◆ **EXERCISE REQUIREMENTS**:
What lines of the data hold the string "néons"? Pull each one out.

◆ **DATA FOR PROCESSING**:
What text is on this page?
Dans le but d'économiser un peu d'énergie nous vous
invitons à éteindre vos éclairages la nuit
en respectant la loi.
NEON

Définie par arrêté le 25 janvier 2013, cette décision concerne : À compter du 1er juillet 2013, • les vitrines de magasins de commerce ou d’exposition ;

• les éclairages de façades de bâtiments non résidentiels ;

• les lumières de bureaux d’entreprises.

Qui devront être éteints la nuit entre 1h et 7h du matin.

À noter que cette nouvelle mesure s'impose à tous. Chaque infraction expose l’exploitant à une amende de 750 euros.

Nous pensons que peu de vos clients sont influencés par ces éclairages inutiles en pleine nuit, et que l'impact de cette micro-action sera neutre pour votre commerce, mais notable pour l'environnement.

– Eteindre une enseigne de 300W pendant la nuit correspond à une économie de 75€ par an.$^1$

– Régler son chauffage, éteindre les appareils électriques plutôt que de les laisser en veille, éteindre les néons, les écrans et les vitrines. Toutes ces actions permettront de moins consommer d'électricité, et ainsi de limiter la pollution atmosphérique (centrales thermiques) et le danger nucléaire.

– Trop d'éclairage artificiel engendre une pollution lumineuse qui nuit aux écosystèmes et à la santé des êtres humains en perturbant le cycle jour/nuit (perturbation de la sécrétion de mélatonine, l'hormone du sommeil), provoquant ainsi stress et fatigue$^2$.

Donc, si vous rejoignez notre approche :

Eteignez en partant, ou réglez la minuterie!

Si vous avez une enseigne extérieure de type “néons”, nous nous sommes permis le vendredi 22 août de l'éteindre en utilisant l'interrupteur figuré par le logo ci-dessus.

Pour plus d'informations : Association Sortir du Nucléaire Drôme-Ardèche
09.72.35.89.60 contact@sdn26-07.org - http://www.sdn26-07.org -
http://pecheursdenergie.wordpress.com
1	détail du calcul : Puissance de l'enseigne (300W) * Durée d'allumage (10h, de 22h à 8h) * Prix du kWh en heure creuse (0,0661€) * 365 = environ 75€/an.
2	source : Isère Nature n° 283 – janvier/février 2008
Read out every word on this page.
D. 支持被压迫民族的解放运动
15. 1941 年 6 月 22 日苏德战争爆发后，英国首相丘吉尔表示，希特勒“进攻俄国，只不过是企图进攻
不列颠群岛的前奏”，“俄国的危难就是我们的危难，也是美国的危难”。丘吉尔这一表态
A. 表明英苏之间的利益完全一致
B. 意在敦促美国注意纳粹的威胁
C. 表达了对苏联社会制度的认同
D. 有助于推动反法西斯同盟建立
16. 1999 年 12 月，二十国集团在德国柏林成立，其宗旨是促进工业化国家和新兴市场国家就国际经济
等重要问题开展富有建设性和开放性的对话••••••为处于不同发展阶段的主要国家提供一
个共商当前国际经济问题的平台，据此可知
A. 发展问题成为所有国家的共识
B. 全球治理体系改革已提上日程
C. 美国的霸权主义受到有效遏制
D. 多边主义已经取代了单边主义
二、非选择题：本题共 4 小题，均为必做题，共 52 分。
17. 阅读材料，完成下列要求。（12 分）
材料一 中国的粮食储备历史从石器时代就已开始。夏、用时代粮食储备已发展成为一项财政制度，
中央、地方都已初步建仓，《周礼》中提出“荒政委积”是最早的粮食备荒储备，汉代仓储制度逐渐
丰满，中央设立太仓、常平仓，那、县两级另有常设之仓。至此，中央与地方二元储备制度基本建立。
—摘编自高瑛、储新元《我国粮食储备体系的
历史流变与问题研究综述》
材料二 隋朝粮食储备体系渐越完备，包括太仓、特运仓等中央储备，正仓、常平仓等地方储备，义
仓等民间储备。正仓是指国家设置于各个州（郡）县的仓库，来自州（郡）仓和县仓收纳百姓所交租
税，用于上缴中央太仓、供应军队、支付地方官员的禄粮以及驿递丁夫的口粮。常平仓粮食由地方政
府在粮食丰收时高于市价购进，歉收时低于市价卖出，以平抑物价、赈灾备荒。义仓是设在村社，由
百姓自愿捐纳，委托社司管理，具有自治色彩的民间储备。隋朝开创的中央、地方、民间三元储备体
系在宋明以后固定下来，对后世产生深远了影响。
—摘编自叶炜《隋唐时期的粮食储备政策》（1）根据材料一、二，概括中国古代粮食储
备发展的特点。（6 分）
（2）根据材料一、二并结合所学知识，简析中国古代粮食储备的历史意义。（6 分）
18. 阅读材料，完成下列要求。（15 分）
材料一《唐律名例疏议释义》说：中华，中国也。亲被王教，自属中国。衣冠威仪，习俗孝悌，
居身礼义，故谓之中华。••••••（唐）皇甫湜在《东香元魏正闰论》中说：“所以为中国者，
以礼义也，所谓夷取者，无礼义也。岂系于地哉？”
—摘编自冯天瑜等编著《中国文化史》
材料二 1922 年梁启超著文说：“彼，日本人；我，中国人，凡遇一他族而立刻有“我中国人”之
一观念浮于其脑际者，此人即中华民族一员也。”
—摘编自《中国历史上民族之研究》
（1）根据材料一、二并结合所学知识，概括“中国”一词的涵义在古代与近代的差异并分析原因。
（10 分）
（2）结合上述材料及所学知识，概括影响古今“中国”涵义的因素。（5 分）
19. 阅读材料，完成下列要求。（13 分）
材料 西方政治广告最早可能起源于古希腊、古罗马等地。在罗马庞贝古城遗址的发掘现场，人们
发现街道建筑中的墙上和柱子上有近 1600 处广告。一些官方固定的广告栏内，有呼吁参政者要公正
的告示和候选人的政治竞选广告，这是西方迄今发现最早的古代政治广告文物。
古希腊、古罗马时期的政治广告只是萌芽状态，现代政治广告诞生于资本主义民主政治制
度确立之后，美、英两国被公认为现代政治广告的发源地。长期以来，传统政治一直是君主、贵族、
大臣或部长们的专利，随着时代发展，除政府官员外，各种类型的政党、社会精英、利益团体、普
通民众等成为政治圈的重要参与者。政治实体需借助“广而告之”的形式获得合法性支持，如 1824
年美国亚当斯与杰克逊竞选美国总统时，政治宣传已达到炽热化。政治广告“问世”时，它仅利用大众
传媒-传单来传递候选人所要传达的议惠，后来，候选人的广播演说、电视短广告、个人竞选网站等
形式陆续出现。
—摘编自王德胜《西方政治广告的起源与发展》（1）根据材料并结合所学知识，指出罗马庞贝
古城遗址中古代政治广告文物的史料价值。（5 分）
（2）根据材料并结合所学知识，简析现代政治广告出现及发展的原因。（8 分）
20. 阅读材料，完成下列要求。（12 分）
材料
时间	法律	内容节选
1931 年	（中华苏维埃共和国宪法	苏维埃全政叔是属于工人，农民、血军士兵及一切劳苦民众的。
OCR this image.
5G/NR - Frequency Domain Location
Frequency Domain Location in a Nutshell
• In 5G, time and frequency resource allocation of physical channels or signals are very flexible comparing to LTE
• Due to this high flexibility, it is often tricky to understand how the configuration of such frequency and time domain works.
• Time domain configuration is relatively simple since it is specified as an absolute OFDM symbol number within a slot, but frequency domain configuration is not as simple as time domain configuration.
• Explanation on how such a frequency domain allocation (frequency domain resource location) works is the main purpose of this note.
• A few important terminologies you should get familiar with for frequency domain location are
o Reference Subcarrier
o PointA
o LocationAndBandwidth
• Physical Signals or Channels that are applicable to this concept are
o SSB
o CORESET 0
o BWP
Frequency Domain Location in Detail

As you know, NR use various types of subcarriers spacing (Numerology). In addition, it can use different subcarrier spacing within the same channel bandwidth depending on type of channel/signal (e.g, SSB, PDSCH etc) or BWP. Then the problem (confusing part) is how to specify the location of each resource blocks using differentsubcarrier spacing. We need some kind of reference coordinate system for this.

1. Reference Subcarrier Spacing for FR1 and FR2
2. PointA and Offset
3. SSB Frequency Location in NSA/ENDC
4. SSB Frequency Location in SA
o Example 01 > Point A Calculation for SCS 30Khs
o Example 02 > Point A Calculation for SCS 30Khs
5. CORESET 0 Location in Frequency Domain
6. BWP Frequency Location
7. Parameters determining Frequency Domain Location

◆ **COMPLETED TASK**:
– Régler son chauffage, éteindre les appareils électriques plutôt que de les laisser en veille, éteindre les néons, les écrans et les vitrines. Toutes ces actions permettront de moins consommer d'électricité, et ainsi de limiter la pollution atmosphérique (centrales thermiques) et le danger nucléaire.
Si vous avez une enseigne extérieure de type “néons”, nous nous sommes permis le vendredi 22 août de l'éteindre en utilisant l'interrupteur figuré par le logo ci-dessus.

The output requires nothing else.